WRITTEN PROBLEM: Reply only with how many lines contain the word "nghiệm".

RECORDS FOR THE EXERCISE:
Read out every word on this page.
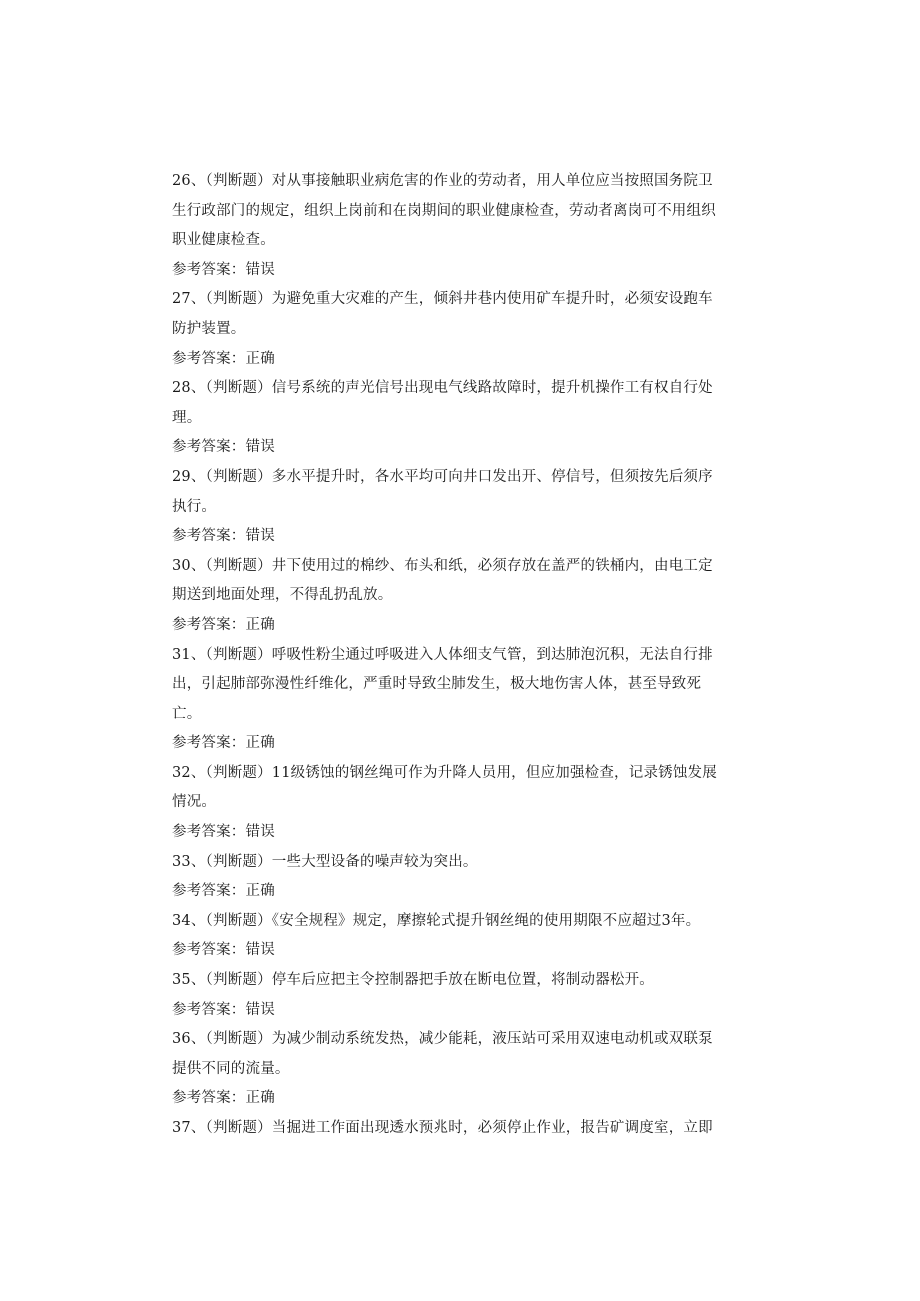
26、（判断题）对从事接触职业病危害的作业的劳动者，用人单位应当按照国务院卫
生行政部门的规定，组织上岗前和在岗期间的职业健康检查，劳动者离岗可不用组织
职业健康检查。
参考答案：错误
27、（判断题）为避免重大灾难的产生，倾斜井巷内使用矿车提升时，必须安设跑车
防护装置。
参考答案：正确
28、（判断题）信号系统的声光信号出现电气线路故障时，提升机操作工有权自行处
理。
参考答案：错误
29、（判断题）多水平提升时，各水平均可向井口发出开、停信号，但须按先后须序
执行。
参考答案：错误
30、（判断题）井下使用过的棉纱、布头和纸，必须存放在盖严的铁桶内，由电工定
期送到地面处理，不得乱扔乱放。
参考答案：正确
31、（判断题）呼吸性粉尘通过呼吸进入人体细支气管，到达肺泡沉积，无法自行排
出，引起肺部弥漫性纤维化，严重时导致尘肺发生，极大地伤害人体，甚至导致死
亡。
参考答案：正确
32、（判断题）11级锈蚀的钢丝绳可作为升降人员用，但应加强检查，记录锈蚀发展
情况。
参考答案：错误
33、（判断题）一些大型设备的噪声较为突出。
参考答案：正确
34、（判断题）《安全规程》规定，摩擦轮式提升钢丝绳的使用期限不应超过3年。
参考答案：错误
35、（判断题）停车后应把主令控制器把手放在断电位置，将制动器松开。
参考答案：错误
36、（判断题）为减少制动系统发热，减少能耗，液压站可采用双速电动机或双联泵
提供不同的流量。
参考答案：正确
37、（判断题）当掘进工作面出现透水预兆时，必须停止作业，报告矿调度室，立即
...
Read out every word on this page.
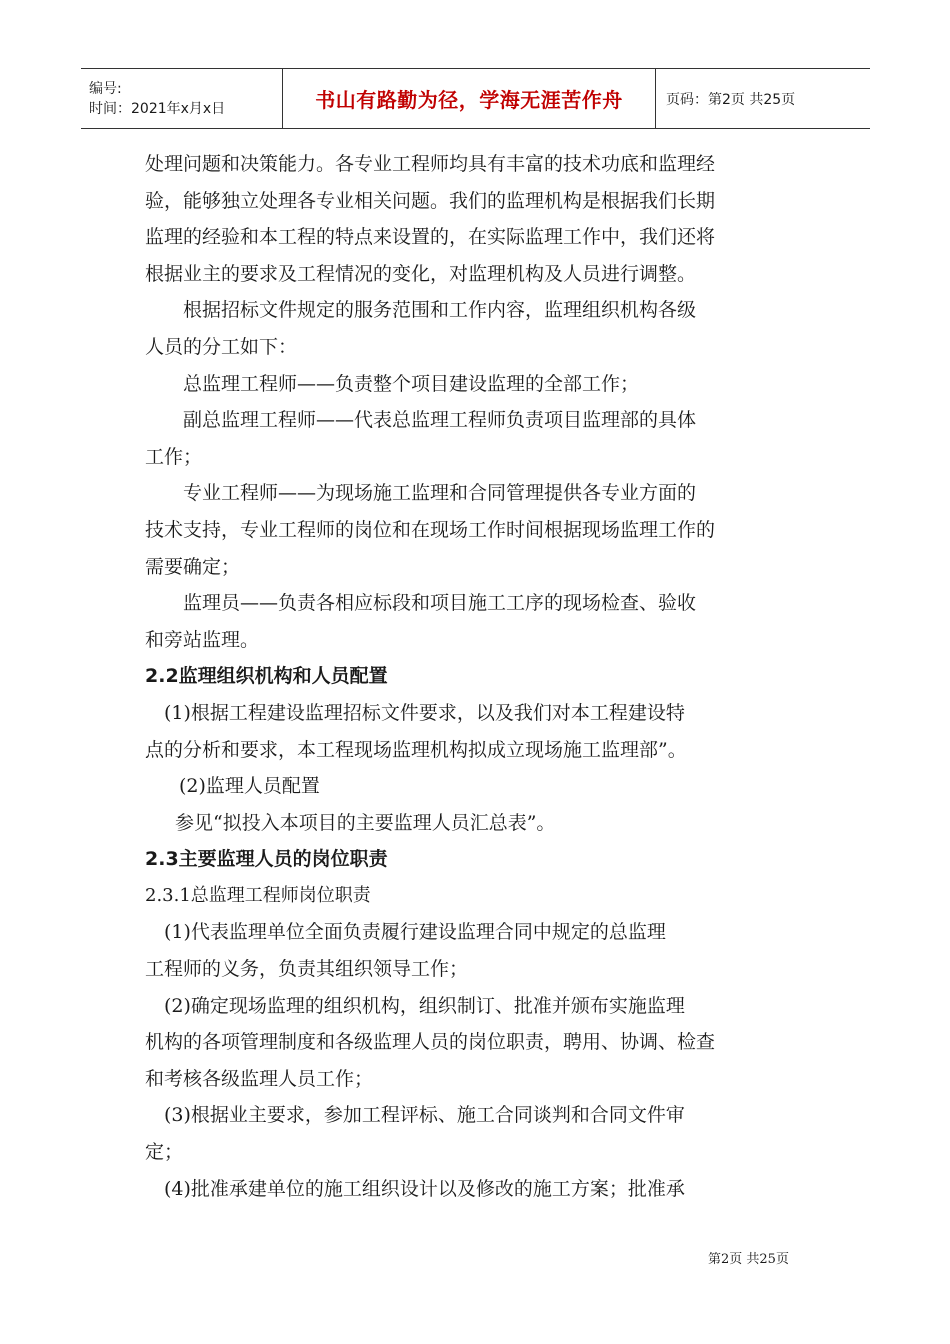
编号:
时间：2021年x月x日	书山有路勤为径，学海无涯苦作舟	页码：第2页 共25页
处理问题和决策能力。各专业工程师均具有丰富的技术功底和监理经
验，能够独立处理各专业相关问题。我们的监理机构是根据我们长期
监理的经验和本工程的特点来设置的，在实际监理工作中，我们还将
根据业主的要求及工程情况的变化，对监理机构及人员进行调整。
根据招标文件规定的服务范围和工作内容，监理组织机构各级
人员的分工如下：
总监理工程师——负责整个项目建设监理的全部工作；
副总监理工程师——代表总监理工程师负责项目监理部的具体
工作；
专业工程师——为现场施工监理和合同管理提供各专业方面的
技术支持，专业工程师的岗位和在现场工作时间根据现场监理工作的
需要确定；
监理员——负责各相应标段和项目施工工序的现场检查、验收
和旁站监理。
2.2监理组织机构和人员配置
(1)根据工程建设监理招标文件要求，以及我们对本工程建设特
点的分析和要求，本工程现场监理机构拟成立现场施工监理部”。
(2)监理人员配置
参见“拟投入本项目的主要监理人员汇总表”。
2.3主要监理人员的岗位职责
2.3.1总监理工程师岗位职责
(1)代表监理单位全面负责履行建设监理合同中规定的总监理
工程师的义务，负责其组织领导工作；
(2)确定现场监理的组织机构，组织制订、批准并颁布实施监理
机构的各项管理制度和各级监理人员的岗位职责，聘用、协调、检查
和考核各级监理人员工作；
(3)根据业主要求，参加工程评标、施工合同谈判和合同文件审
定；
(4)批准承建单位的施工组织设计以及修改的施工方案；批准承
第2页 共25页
...
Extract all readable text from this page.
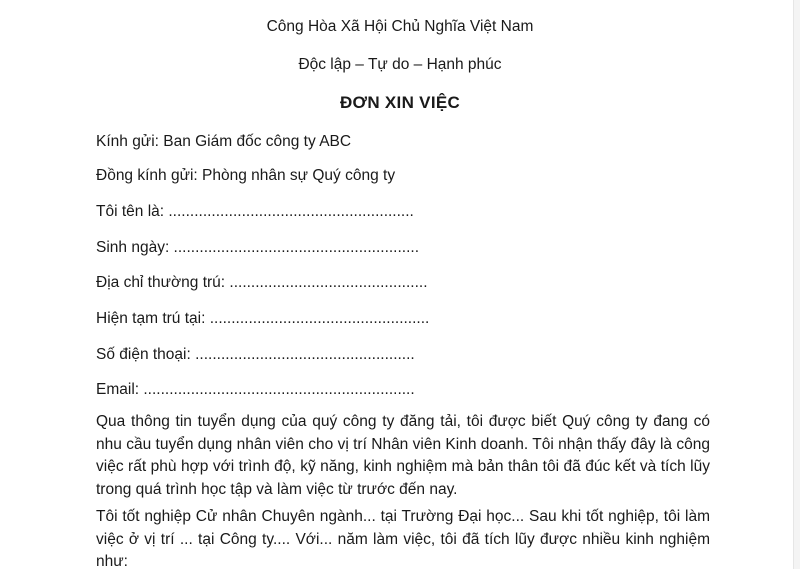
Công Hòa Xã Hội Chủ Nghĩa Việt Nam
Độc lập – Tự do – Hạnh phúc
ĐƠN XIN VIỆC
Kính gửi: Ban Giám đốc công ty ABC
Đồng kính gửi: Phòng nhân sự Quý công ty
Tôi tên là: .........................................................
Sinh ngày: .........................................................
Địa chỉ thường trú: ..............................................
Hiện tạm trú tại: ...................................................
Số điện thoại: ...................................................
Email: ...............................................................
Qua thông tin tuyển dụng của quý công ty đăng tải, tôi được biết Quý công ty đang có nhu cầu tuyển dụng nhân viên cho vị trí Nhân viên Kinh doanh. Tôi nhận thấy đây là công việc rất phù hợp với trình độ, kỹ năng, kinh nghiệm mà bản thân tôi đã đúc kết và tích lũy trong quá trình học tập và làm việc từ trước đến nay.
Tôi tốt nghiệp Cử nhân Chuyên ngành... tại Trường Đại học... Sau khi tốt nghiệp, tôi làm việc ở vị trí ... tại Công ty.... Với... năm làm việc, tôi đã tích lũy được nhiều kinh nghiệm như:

THE OUTPUT: 2